Given request -
What number of lines in the material contain the word "conforme"? Give that number alone.

Data for the task -

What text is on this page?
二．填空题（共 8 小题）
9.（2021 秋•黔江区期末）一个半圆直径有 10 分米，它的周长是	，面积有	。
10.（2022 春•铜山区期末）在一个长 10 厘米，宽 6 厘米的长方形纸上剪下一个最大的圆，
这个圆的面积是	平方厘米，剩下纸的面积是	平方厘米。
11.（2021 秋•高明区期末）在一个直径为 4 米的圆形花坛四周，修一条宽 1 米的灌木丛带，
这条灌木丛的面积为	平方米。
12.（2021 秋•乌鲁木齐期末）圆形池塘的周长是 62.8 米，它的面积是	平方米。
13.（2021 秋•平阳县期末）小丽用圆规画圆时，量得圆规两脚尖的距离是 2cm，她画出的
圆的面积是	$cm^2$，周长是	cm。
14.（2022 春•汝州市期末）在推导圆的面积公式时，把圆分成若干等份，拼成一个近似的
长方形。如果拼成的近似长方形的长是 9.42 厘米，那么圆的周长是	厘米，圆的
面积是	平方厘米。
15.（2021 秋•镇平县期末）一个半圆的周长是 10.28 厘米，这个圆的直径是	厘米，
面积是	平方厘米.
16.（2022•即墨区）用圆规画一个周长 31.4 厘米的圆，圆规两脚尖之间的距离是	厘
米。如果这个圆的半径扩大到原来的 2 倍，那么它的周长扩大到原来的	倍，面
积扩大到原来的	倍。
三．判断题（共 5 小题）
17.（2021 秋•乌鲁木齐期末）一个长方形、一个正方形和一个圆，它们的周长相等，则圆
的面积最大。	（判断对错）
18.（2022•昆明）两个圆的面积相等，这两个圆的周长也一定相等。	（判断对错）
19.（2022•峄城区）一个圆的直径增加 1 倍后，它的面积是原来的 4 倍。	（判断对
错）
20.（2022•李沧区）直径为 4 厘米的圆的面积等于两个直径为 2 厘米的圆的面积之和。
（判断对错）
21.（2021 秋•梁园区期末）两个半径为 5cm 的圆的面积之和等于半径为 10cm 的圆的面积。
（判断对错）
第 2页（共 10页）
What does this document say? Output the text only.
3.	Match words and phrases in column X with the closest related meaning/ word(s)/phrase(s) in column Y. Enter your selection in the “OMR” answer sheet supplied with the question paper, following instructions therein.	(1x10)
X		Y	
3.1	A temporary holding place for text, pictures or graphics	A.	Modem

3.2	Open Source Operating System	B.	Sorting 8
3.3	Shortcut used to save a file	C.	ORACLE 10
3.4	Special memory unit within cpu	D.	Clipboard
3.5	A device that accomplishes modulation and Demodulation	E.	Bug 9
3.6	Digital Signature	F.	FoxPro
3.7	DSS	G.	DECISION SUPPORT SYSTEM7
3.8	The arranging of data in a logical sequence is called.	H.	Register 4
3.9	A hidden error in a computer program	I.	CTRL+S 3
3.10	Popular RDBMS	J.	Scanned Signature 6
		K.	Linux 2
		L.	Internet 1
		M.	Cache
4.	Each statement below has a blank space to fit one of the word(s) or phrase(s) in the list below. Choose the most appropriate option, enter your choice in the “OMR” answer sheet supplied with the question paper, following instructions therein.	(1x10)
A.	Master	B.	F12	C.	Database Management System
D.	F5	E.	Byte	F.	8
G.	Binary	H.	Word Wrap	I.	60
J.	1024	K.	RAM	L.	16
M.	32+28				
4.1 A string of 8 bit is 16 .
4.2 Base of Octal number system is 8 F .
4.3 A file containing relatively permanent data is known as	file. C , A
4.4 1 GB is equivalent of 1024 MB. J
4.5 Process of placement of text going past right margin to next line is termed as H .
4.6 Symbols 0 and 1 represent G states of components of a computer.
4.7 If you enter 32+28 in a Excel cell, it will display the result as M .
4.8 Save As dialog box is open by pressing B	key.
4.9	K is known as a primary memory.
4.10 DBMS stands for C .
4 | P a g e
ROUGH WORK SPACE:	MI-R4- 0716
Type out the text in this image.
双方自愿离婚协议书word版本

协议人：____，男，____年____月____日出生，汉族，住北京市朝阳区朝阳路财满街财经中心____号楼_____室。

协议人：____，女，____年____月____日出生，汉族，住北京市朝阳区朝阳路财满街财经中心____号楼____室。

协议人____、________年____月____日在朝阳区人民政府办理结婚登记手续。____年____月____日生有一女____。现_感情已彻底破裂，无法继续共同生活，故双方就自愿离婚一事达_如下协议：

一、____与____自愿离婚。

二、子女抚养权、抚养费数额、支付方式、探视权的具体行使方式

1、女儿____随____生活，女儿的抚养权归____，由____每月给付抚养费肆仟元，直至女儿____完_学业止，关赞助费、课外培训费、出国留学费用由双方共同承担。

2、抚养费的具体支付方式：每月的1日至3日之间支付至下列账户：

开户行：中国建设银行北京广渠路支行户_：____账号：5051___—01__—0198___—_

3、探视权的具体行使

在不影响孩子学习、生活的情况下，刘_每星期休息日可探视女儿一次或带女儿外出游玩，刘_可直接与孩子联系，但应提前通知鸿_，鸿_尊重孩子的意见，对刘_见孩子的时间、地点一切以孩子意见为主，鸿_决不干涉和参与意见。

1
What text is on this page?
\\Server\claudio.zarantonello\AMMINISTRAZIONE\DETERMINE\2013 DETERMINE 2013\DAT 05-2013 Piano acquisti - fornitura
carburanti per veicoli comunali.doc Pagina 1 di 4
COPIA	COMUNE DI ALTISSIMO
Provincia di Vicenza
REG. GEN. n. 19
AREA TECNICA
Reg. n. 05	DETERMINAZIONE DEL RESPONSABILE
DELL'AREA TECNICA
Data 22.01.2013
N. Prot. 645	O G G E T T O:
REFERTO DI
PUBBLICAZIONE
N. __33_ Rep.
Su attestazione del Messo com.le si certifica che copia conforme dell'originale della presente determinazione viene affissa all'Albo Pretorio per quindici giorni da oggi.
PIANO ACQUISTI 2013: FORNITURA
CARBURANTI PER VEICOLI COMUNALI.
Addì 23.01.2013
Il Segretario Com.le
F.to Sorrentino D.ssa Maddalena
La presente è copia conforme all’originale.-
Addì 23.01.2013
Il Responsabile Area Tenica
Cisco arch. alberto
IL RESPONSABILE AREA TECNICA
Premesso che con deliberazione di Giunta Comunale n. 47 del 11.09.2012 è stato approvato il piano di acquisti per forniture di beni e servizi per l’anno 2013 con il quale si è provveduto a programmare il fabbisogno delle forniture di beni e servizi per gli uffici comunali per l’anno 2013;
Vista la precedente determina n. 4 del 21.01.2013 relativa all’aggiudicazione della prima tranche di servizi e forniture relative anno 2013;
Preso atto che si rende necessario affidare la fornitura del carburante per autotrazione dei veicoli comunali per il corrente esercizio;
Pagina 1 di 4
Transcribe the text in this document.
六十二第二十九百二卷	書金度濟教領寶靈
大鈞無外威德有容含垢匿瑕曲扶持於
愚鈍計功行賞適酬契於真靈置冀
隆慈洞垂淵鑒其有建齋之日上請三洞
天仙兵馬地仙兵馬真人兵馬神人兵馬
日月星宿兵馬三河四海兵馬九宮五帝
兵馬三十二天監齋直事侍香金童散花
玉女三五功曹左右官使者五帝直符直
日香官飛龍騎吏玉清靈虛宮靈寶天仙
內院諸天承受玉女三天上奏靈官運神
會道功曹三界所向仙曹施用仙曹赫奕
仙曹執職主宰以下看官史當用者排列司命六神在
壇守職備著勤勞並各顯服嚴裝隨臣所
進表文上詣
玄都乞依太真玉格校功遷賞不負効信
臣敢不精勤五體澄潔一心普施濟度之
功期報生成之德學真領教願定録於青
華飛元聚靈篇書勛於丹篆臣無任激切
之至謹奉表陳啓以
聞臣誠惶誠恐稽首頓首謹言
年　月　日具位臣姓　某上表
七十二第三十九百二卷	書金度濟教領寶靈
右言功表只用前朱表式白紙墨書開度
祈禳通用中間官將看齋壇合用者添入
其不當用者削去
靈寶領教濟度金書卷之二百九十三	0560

Answer for this exercise -
2